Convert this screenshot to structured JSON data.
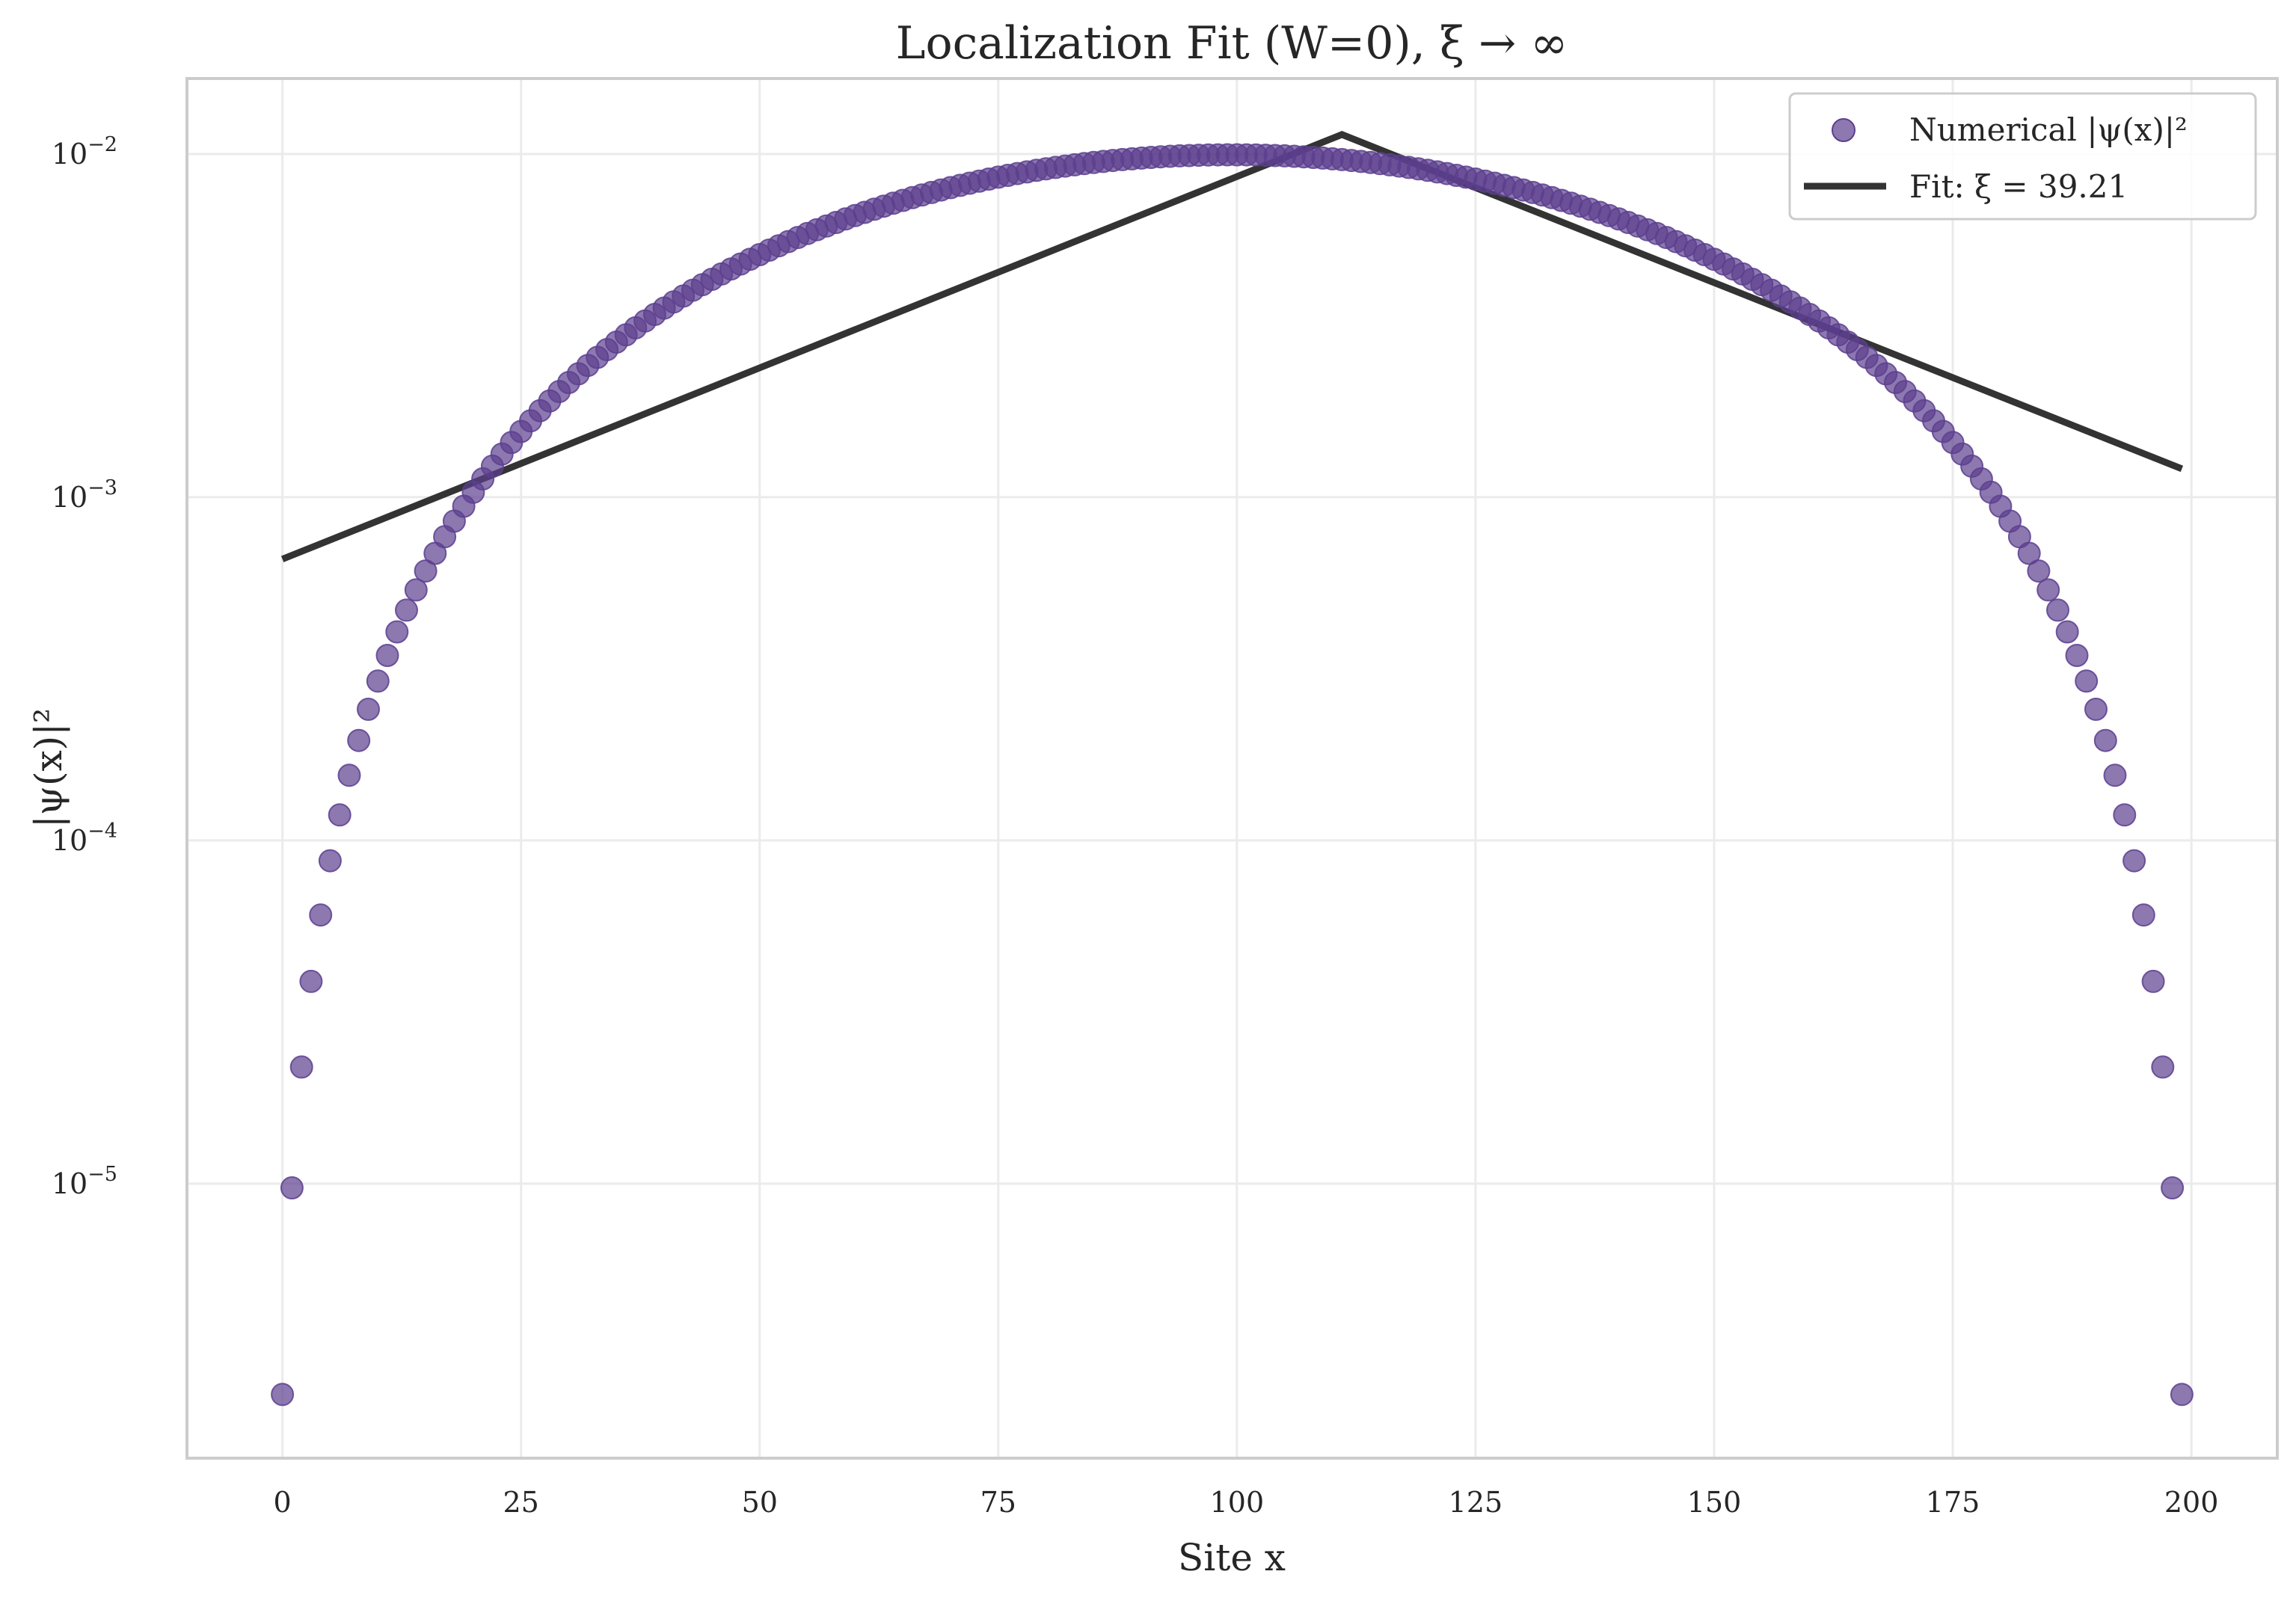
{
  "chart_data": {
    "type": "scatter",
    "title": "Localization Fit (W=0), ξ → ∞",
    "xlabel": "Site x",
    "ylabel": "|ψ(x)|²",
    "xlim": [
      -10,
      209
    ],
    "ylim_log10": [
      -5.8,
      -1.78
    ],
    "y_scale": "log",
    "grid": true,
    "legend_position": "top-right",
    "xticks": [
      0,
      25,
      50,
      75,
      100,
      125,
      150,
      175,
      200
    ],
    "yticks": [
      {
        "base": "10",
        "exp": "−2",
        "value": 0.01
      },
      {
        "base": "10",
        "exp": "−3",
        "value": 0.001
      },
      {
        "base": "10",
        "exp": "−4",
        "value": 0.0001
      },
      {
        "base": "10",
        "exp": "−5",
        "value": 1e-05
      }
    ],
    "series": [
      {
        "name": "Numerical |ψ(x)|²",
        "kind": "scatter",
        "color": "#5c3f8f",
        "model": "sine_squared",
        "n_points": 200,
        "peak_value": 0.00995,
        "x_start": 0,
        "x_end": 199
      },
      {
        "name": "Fit: ξ = 39.21",
        "kind": "line",
        "color": "#333333",
        "x": [
          0,
          111,
          199
        ],
        "y": [
          0.00066,
          0.0114,
          0.00121
        ]
      }
    ]
  }
}
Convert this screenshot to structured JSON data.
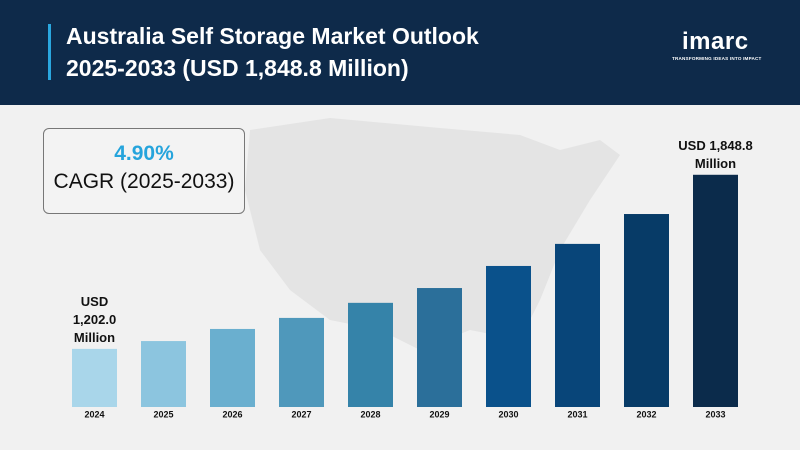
{
  "header": {
    "title": "Australia Self Storage Market Outlook 2025-2033 (USD 1,848.8 Million)"
  },
  "brand": {
    "logo": "imarc",
    "tagline": "TRANSFORMING IDEAS INTO IMPACT"
  },
  "cagr_box": {
    "value": "4.90%",
    "label": "CAGR (2025-2033)"
  },
  "chart_data": {
    "type": "bar",
    "categories": [
      "2024",
      "2025",
      "2026",
      "2027",
      "2028",
      "2029",
      "2030",
      "2031",
      "2032",
      "2033"
    ],
    "values": [
      1202.0,
      1231,
      1276,
      1317,
      1373,
      1428,
      1510,
      1592,
      1703,
      1848.8
    ],
    "value_labels": [
      "USD 1,202.0 Million",
      null,
      null,
      null,
      null,
      null,
      null,
      null,
      null,
      "USD 1,848.8 Million"
    ],
    "colors": [
      "#a9d6ea",
      "#8cc5df",
      "#6aafcf",
      "#4f98bb",
      "#3583a9",
      "#2b6f9a",
      "#0a518b",
      "#084579",
      "#073b67",
      "#0b2b4b"
    ],
    "ylim": [
      986,
      1900
    ]
  }
}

•••

= Stated exercise =
The records above must be transcribed exactly. Pictures are left out of the copy.

= Response =
Convert this screenshot to structured JSON data.
{
  "chart_data": {
    "type": "scatter",
    "title": "Localization Fit (W=0), ξ → ∞",
    "xlabel": "Site x",
    "ylabel": "|ψ(x)|²",
    "xlim": [
      -10,
      209
    ],
    "ylim_log10": [
      -5.8,
      -1.78
    ],
    "y_scale": "log",
    "grid": true,
    "legend_position": "top-right",
    "xticks": [
      0,
      25,
      50,
      75,
      100,
      125,
      150,
      175,
      200
    ],
    "yticks": [
      {
        "base": "10",
        "exp": "−2",
        "value": 0.01
      },
      {
        "base": "10",
        "exp": "−3",
        "value": 0.001
      },
      {
        "base": "10",
        "exp": "−4",
        "value": 0.0001
      },
      {
        "base": "10",
        "exp": "−5",
        "value": 1e-05
      }
    ],
    "series": [
      {
        "name": "Numerical |ψ(x)|²",
        "kind": "scatter",
        "color": "#5c3f8f",
        "model": "sine_squared",
        "n_points": 200,
        "peak_value": 0.00995,
        "x_start": 0,
        "x_end": 199
      },
      {
        "name": "Fit: ξ = 39.21",
        "kind": "line",
        "color": "#333333",
        "x": [
          0,
          111,
          199
        ],
        "y": [
          0.00066,
          0.0114,
          0.00121
        ]
      }
    ]
  }
}
Convert this screenshot to structured JSON data.
{
  "header": {
    "title": "Australia Self Storage Market Outlook 2025-2033 (USD 1,848.8 Million)"
  },
  "brand": {
    "logo": "imarc",
    "tagline": "TRANSFORMING IDEAS INTO IMPACT"
  },
  "cagr_box": {
    "value": "4.90%",
    "label": "CAGR (2025-2033)"
  },
  "chart_data": {
    "type": "bar",
    "categories": [
      "2024",
      "2025",
      "2026",
      "2027",
      "2028",
      "2029",
      "2030",
      "2031",
      "2032",
      "2033"
    ],
    "values": [
      1202.0,
      1231,
      1276,
      1317,
      1373,
      1428,
      1510,
      1592,
      1703,
      1848.8
    ],
    "value_labels": [
      "USD 1,202.0 Million",
      null,
      null,
      null,
      null,
      null,
      null,
      null,
      null,
      "USD 1,848.8 Million"
    ],
    "colors": [
      "#a9d6ea",
      "#8cc5df",
      "#6aafcf",
      "#4f98bb",
      "#3583a9",
      "#2b6f9a",
      "#0a518b",
      "#084579",
      "#073b67",
      "#0b2b4b"
    ],
    "ylim": [
      986,
      1900
    ]
  }
}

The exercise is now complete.